_Document segment_
** Start **

Oh, I am not getting anything done today.
Dribs and drabs, things thrown out, pictures put in boxes , basically moving piles.
So I’m writing.
I deal with death a LOT. Personally; in my groups. I know what to say and do, I think. But when it happens close to you there is still no real template. It depends on the person, the closeness, the history. It’s often-times easier with a stranger because then you can offer support not tinged with knowing. But knowing is great support. When Tom died the support was amazing, but my one friend who was a widow was able to help me in ways no one else could, or maybe that’s because I could look at her and know she had been through it and thus made it easier to believe her. She didn’t lie to me or sugar-coat. She helped me get down to business, and told me I would never not be in pain again and that it was ok. That doesn’t sound comforting, but it was.

** End **

_Data_
** Start **

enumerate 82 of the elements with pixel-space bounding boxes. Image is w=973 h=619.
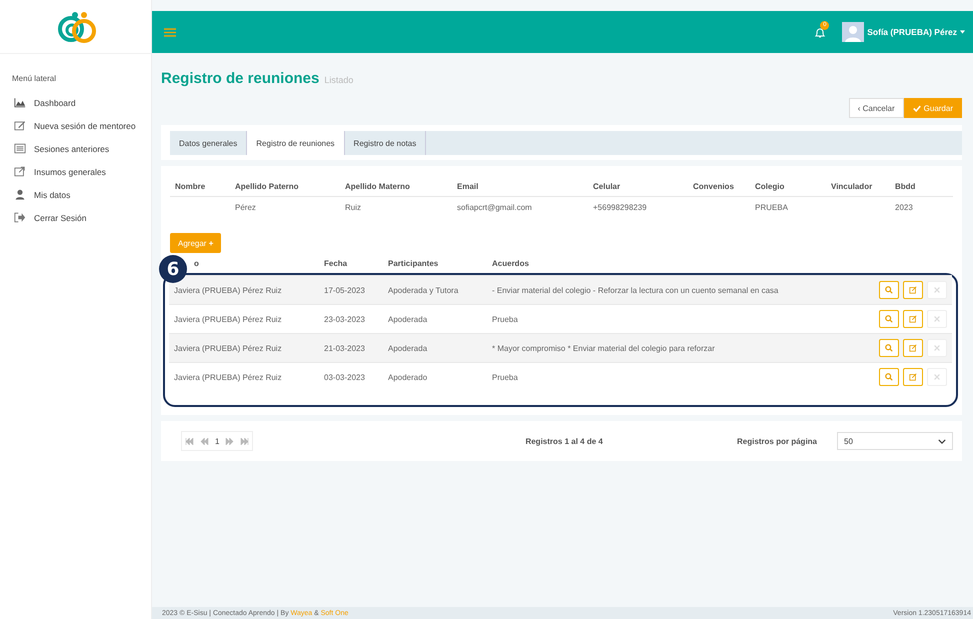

** End **

_Exercise goal_
Pick up the essay on dealing with death after its last sentence and carry it forward. Nothing in the material is needed here.

_Solved exercise_
A friend of mine died yesterday and now I can be that widow friend to his widow. But it’s complicated by years of bad blood, though a tentative relationship has been re-forming between me and his widow over the last year. But I don’t feel like I can swoop in, like I would with others, like they swooped in on me. There is a distance that has to be crossed, and I think at her level of comfort. Its a little frustrating to me because when I heard this morning I wanted to get in my car and go there. Something holds me back. I hope I am not mis-reading; I hope that she is not expecting me to swoop when I am cautiously offering. My schedule is open though through the weekend and she knows it. I told her ANYTIME and meant it. That’s all I can do, even though it doesn’t feel like enough. But she is not me, and I am not the me that I was, and our relationship is not what it was.
So. I wait. For whatever she needs in her time.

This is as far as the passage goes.